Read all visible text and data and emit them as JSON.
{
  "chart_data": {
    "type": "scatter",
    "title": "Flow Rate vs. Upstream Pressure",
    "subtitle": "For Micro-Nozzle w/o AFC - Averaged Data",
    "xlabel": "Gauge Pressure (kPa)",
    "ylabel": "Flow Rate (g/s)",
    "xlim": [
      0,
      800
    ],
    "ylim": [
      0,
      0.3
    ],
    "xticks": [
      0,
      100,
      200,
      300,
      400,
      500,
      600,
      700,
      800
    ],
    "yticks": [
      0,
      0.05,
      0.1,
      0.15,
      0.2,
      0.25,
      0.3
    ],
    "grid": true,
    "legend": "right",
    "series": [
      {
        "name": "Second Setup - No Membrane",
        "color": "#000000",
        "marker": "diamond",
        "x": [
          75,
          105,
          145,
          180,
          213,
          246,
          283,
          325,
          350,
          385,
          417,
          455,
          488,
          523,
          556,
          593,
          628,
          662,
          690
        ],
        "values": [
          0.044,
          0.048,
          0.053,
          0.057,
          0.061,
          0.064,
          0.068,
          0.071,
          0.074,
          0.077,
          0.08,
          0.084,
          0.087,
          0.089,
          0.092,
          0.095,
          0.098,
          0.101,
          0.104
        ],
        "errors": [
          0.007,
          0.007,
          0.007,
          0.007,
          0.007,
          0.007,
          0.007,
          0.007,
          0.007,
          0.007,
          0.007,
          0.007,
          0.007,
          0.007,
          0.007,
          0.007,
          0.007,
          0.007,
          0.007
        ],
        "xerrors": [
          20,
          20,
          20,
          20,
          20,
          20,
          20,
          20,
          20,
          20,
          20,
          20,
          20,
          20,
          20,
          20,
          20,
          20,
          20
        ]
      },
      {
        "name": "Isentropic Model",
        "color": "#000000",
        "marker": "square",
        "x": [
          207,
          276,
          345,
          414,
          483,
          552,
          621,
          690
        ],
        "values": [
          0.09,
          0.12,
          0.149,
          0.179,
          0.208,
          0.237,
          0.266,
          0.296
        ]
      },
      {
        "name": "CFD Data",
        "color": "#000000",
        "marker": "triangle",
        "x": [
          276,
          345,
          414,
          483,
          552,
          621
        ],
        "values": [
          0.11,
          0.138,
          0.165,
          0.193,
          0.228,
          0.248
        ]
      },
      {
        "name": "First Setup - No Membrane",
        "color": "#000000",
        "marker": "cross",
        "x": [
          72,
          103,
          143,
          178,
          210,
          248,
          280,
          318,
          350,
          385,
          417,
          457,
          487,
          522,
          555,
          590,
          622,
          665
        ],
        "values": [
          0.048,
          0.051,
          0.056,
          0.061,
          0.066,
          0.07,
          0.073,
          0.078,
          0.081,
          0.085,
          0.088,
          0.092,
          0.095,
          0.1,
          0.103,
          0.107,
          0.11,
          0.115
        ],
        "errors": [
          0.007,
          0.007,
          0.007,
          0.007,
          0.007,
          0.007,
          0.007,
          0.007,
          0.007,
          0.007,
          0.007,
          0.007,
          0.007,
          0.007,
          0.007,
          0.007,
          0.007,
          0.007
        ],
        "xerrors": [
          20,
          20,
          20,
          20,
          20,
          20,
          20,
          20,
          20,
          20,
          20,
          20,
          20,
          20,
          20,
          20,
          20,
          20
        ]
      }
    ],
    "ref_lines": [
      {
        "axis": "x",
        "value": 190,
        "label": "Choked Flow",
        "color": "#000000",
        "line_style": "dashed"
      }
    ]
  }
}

* **Written problem**: Out of the material above, select every line that holds the string "Membrane".

* **Reply**:
        "name": "Second Setup - No Membrane",
        "name": "First Setup - No Membrane",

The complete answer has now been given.